SET PROBLEM
Go through the records and show each line where the word "content" occurs.

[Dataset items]
* BEGIN *
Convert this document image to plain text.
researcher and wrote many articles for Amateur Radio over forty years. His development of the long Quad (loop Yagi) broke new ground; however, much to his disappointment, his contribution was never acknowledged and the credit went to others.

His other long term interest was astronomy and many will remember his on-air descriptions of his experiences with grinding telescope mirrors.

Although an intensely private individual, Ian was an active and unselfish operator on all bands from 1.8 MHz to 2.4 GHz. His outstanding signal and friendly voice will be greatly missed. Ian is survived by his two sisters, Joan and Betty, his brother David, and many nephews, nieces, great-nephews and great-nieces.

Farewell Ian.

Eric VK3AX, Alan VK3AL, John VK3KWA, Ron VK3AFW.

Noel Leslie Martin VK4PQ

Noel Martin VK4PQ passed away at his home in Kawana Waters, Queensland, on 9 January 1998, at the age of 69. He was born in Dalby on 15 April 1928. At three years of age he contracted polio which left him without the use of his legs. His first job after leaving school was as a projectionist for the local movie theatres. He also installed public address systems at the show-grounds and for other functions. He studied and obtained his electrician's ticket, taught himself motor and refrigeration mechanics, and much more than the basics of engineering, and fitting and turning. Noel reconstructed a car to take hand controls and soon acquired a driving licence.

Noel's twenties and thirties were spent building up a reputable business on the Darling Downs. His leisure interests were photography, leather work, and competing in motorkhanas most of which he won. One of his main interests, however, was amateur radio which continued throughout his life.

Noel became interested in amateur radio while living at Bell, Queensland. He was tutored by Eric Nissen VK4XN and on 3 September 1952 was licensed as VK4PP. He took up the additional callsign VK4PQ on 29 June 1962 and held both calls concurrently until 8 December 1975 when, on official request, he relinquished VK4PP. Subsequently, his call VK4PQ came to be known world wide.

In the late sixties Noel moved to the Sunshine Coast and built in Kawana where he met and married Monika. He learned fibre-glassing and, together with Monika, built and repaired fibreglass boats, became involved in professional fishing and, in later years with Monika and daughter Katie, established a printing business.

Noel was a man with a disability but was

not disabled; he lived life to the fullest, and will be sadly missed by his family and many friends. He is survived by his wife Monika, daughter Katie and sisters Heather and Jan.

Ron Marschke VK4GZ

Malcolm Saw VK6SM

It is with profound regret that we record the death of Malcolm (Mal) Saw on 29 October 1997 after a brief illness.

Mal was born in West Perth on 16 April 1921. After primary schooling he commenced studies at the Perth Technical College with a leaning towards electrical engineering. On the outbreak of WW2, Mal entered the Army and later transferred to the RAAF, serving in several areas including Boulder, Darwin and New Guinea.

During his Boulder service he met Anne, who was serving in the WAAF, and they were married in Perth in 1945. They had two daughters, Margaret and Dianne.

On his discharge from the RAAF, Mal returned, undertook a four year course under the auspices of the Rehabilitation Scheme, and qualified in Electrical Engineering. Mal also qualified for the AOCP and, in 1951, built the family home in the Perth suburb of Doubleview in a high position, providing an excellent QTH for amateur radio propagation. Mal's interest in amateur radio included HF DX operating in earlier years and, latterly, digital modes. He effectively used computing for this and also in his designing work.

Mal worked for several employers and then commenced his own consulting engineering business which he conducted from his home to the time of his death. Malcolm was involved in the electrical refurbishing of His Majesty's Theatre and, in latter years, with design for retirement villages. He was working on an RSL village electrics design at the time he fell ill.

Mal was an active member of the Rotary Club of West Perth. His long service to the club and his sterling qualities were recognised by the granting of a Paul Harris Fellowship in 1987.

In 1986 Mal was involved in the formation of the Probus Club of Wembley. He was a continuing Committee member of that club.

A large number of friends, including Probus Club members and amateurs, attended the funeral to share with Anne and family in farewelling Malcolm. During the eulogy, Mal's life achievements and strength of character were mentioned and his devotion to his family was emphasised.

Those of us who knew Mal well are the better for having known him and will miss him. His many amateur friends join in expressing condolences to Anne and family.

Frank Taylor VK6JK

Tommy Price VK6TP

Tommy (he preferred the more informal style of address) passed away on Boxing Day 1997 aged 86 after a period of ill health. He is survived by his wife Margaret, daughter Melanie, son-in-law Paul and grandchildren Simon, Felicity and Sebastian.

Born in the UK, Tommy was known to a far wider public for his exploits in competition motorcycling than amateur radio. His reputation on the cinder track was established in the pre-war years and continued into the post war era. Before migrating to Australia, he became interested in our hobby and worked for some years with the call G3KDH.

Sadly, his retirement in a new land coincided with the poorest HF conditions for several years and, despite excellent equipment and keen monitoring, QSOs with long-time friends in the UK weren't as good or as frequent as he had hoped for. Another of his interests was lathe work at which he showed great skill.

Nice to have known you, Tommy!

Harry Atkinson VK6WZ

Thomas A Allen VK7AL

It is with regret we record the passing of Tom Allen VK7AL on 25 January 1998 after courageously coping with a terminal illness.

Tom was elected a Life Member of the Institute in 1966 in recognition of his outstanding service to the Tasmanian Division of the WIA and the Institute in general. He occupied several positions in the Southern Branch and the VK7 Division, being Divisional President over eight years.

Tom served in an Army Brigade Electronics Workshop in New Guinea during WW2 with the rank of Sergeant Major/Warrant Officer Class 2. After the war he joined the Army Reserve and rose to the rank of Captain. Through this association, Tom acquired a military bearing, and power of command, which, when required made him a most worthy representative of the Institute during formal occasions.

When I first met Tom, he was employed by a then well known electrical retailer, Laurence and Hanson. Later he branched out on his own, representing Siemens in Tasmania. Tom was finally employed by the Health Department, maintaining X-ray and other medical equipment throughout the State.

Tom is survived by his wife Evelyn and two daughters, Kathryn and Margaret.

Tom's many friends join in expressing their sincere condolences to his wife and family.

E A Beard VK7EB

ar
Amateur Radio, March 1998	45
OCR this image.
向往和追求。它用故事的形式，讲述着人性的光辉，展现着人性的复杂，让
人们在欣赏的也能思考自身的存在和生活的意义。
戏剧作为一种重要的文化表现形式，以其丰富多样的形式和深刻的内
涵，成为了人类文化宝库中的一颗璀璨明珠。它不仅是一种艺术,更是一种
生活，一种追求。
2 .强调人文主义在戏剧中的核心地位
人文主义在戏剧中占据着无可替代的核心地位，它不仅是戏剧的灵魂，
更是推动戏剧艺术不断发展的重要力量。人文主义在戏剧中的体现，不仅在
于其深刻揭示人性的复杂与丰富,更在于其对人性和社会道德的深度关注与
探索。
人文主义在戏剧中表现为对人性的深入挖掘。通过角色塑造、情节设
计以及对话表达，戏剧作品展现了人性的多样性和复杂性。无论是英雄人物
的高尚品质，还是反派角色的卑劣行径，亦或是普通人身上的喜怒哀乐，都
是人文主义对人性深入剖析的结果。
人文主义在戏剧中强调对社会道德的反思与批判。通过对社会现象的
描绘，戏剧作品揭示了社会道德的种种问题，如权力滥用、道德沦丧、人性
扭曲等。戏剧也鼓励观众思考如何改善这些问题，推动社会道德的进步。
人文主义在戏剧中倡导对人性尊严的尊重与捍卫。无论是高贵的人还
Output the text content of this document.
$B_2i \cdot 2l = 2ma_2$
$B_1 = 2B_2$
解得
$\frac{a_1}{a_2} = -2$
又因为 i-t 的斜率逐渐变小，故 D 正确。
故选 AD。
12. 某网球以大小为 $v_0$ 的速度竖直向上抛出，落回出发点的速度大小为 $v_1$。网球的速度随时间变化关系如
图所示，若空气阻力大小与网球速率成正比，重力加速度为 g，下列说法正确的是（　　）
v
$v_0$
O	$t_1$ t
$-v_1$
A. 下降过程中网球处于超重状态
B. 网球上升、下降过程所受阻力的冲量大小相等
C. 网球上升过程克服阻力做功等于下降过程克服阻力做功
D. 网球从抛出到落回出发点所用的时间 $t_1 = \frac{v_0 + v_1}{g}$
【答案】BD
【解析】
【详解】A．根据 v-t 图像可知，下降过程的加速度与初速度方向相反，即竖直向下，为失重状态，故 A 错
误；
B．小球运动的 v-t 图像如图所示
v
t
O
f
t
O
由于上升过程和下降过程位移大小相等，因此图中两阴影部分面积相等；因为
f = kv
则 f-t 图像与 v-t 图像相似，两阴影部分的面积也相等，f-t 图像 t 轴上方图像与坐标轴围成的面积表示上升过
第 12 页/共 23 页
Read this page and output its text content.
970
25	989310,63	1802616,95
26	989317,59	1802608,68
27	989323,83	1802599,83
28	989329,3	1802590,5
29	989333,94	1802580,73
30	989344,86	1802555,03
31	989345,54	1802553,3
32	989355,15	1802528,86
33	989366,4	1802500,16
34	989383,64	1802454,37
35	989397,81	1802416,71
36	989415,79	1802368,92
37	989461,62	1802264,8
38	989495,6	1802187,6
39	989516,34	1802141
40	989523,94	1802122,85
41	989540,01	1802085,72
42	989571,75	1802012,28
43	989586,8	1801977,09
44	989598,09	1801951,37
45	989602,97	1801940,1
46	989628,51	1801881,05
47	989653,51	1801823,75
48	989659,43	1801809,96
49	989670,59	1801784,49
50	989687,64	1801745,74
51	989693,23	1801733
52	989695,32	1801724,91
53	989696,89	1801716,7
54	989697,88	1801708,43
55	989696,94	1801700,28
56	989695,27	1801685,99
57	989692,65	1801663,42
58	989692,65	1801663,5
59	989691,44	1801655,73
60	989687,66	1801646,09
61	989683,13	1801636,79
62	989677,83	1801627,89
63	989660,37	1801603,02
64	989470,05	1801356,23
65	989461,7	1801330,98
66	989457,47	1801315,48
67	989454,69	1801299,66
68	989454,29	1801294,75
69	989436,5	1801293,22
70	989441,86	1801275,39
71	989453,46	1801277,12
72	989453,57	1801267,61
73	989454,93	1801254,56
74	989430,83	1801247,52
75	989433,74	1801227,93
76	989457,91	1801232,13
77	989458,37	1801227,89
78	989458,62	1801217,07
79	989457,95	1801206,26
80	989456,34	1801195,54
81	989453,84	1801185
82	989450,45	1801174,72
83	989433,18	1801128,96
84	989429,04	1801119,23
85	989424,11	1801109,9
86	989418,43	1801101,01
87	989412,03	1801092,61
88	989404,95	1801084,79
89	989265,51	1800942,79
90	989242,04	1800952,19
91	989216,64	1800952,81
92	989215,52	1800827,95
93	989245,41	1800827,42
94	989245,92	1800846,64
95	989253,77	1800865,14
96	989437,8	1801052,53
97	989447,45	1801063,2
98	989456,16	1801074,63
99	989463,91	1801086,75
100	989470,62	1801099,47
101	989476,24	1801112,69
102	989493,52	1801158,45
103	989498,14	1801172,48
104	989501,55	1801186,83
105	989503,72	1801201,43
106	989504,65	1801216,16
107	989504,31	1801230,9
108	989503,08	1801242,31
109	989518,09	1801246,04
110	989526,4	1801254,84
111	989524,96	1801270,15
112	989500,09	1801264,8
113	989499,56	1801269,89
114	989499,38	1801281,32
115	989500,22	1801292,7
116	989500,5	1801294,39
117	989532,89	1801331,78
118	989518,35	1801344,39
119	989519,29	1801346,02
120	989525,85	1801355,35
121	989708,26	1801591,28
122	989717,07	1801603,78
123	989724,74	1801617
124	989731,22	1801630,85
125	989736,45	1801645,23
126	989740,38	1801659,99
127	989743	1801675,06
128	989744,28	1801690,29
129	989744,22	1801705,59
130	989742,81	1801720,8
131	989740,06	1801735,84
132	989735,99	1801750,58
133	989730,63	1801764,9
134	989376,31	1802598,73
* END *
ANSWER TO THIS PROBLEM
Output the text content of this document.
Read this page and output its text content.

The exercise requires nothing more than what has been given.